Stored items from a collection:
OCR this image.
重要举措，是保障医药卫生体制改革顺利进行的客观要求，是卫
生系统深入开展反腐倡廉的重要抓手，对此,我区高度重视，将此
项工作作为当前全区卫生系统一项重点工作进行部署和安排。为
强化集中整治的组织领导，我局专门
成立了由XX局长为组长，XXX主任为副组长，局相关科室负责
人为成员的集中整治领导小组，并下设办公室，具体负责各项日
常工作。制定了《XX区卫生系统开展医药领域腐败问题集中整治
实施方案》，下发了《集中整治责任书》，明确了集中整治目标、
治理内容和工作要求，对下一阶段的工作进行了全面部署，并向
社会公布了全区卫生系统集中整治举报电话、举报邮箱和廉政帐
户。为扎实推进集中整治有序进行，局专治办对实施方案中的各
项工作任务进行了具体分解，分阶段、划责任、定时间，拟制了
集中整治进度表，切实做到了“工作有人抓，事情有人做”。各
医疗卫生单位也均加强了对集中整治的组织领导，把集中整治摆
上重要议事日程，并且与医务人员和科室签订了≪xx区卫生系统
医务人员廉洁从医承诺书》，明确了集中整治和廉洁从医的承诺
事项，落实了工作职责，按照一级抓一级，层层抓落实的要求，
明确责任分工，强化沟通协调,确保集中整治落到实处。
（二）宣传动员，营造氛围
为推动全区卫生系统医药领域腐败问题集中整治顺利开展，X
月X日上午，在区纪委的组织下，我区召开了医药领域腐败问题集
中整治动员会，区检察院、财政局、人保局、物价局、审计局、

(Stated exercise)
Set down all of the records shown above once more, exactly.

(The completed task)
OCR this image.
重要举措，是保障医药卫生体制改革顺利进行的客观要求，是卫
生系统深入开展反腐倡廉的重要抓手，对此,我区高度重视，将此
项工作作为当前全区卫生系统一项重点工作进行部署和安排。为
强化集中整治的组织领导，我局专门
成立了由XX局长为组长，XXX主任为副组长，局相关科室负责
人为成员的集中整治领导小组，并下设办公室，具体负责各项日
常工作。制定了《XX区卫生系统开展医药领域腐败问题集中整治
实施方案》，下发了《集中整治责任书》，明确了集中整治目标、
治理内容和工作要求，对下一阶段的工作进行了全面部署，并向
社会公布了全区卫生系统集中整治举报电话、举报邮箱和廉政帐
户。为扎实推进集中整治有序进行，局专治办对实施方案中的各
项工作任务进行了具体分解，分阶段、划责任、定时间，拟制了
集中整治进度表，切实做到了“工作有人抓，事情有人做”。各
医疗卫生单位也均加强了对集中整治的组织领导，把集中整治摆
上重要议事日程，并且与医务人员和科室签订了≪xx区卫生系统
医务人员廉洁从医承诺书》，明确了集中整治和廉洁从医的承诺
事项，落实了工作职责，按照一级抓一级，层层抓落实的要求，
明确责任分工，强化沟通协调,确保集中整治落到实处。
（二）宣传动员，营造氛围
为推动全区卫生系统医药领域腐败问题集中整治顺利开展，X
月X日上午，在区纪委的组织下，我区召开了医药领域腐败问题集
中整治动员会，区检察院、财政局、人保局、物价局、审计局、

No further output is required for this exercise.